Stored items:
• • • • •

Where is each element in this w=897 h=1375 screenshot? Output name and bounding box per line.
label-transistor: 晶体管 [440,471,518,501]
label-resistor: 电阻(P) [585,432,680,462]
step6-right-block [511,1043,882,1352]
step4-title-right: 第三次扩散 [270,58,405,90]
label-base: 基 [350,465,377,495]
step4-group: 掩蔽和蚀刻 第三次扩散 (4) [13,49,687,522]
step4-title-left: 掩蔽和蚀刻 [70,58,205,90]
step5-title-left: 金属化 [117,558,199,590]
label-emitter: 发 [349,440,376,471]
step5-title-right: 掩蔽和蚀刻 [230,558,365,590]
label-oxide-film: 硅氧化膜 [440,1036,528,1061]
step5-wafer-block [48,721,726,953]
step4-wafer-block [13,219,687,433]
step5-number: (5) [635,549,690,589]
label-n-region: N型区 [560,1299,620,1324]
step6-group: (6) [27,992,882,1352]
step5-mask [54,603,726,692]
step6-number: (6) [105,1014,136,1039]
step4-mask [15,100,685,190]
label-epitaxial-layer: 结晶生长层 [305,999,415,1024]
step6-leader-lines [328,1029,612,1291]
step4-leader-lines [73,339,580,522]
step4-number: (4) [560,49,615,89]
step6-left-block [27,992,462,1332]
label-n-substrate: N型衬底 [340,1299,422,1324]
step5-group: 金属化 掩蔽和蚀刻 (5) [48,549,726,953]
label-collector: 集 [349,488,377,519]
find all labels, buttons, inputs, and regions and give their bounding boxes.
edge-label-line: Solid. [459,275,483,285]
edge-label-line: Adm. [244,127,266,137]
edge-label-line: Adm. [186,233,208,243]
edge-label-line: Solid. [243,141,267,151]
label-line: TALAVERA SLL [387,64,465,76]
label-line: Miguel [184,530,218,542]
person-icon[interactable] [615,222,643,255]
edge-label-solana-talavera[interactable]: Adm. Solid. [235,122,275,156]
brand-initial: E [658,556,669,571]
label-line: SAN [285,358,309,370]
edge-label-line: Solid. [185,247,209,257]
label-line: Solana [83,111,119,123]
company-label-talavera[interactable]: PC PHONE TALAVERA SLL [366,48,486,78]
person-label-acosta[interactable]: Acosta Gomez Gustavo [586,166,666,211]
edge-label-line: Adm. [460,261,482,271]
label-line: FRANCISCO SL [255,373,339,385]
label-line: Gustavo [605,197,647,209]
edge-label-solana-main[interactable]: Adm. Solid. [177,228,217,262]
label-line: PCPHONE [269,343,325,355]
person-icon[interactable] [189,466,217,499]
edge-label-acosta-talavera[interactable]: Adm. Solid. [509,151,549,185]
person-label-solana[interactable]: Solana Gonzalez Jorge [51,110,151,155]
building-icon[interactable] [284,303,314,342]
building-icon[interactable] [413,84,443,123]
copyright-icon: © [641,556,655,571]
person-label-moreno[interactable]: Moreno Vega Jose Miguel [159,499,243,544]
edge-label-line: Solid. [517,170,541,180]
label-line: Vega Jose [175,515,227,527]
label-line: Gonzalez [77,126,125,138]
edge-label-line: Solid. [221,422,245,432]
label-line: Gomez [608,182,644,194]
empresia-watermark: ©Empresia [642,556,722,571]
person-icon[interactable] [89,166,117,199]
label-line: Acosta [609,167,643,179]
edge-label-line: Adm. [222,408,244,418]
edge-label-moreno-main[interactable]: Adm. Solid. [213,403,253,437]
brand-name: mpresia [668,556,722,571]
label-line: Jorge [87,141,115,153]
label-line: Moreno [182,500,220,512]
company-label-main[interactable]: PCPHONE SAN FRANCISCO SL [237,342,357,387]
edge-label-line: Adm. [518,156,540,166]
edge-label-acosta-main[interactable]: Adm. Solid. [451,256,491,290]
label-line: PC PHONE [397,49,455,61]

• • • • •

What to do: Give every row above as a Markdown table with the columns "No." and "Entry," numbering the rows in order and leaving out any blank lines.

Result below:
| No. | Entry |
|---|---|
| 1 | Where is each element in this w=897 h=1375 screenshot? Output name and bounding box per line. |
| 2 | label-transistor: 晶体管 [440,471,518,501] |
| 3 | label-resistor: 电阻(P) [585,432,680,462] |
| 4 | step6-right-block [511,1043,882,1352] |
| 5 | step4-title-right: 第三次扩散 [270,58,405,90] |
| 6 | label-base: 基 [350,465,377,495] |
| 7 | step4-group: 掩蔽和蚀刻 第三次扩散 (4) [13,49,687,522] |
| 8 | step4-title-left: 掩蔽和蚀刻 [70,58,205,90] |
| 9 | step5-title-left: 金属化 [117,558,199,590] |
| 10 | label-emitter: 发 [349,440,376,471] |
| 11 | step5-title-right: 掩蔽和蚀刻 [230,558,365,590] |
| 12 | label-oxide-film: 硅氧化膜 [440,1036,528,1061] |
| 13 | step5-wafer-block [48,721,726,953] |
| 14 | step4-wafer-block [13,219,687,433] |
| 15 | step5-number: (5) [635,549,690,589] |
| 16 | label-n-region: N型区 [560,1299,620,1324] |
| 17 | step6-group: (6) [27,992,882,1352] |
| 18 | step5-mask [54,603,726,692] |
| 19 | step6-number: (6) [105,1014,136,1039] |
| 20 | step4-mask [15,100,685,190] |
| 21 | label-epitaxial-layer: 结晶生长层 [305,999,415,1024] |
| 22 | step6-leader-lines [328,1029,612,1291] |
| 23 | step4-leader-lines [73,339,580,522] |
| 24 | step4-number: (4) [560,49,615,89] |
| 25 | step6-left-block [27,992,462,1332] |
| 26 | label-n-substrate: N型衬底 [340,1299,422,1324] |
| 27 | step5-group: 金属化 掩蔽和蚀刻 (5) [48,549,726,953] |
| 28 | label-collector: 集 [349,488,377,519] |
| 29 | find all labels, buttons, inputs, and regions and give their bounding boxes. |
| 30 | edge-label-line: Solid. [459,275,483,285] |
| 31 | edge-label-line: Adm. [244,127,266,137] |
| 32 | edge-label-line: Adm. [186,233,208,243] |
| 33 | edge-label-line: Solid. [243,141,267,151] |
| 34 | label-line: TALAVERA SLL [387,64,465,76] |
| 35 | label-line: Miguel [184,530,218,542] |
| 36 | person-icon[interactable] [615,222,643,255] |
| 37 | edge-label-solana-talavera[interactable]: Adm. Solid. [235,122,275,156] |
| 38 | brand-initial: E [658,556,669,571] |
| 39 | label-line: SAN [285,358,309,370] |
| 40 | edge-label-line: Solid. [185,247,209,257] |
| 41 | label-line: Solana [83,111,119,123] |
| 42 | company-label-talavera[interactable]: PC PHONE TALAVERA SLL [366,48,486,78] |
| 43 | person-label-acosta[interactable]: Acosta Gomez Gustavo [586,166,666,211] |
| 44 | edge-label-line: Adm. [460,261,482,271] |
| 45 | label-line: FRANCISCO SL [255,373,339,385] |
| 46 | label-line: Gustavo [605,197,647,209] |
| 47 | edge-label-solana-main[interactable]: Adm. Solid. [177,228,217,262] |
| 48 | label-line: PCPHONE [269,343,325,355] |
| 49 | person-icon[interactable] [189,466,217,499] |
| 50 | edge-label-acosta-talavera[interactable]: Adm. Solid. [509,151,549,185] |
| 51 | person-label-solana[interactable]: Solana Gonzalez Jorge [51,110,151,155] |
| 52 | building-icon[interactable] [284,303,314,342] |
| 53 | building-icon[interactable] [413,84,443,123] |
| 54 | copyright-icon: © [641,556,655,571] |
| 55 | person-label-moreno[interactable]: Moreno Vega Jose Miguel [159,499,243,544] |
| 56 | edge-label-line: Solid. [517,170,541,180] |
| 57 | label-line: Vega Jose [175,515,227,527] |
| 58 | label-line: Gonzalez [77,126,125,138] |
| 59 | edge-label-line: Solid. [221,422,245,432] |
| 60 | label-line: Gomez [608,182,644,194] |
| 61 | empresia-watermark: ©Empresia [642,556,722,571] |
| 62 | person-icon[interactable] [89,166,117,199] |
| 63 | label-line: Acosta [609,167,643,179] |
| 64 | edge-label-line: Adm. [222,408,244,418] |
| 65 | edge-label-moreno-main[interactable]: Adm. Solid. [213,403,253,437] |
| 66 | brand-name: mpresia [668,556,722,571] |
| 67 | label-line: Jorge [87,141,115,153] |
| 68 | label-line: Moreno [182,500,220,512] |
| 69 | company-label-main[interactable]: PCPHONE SAN FRANCISCO SL [237,342,357,387] |
| 70 | edge-label-line: Adm. [518,156,540,166] |
| 71 | edge-label-acosta-main[interactable]: Adm. Solid. [451,256,491,290] |
| 72 | label-line: PC PHONE [397,49,455,61] |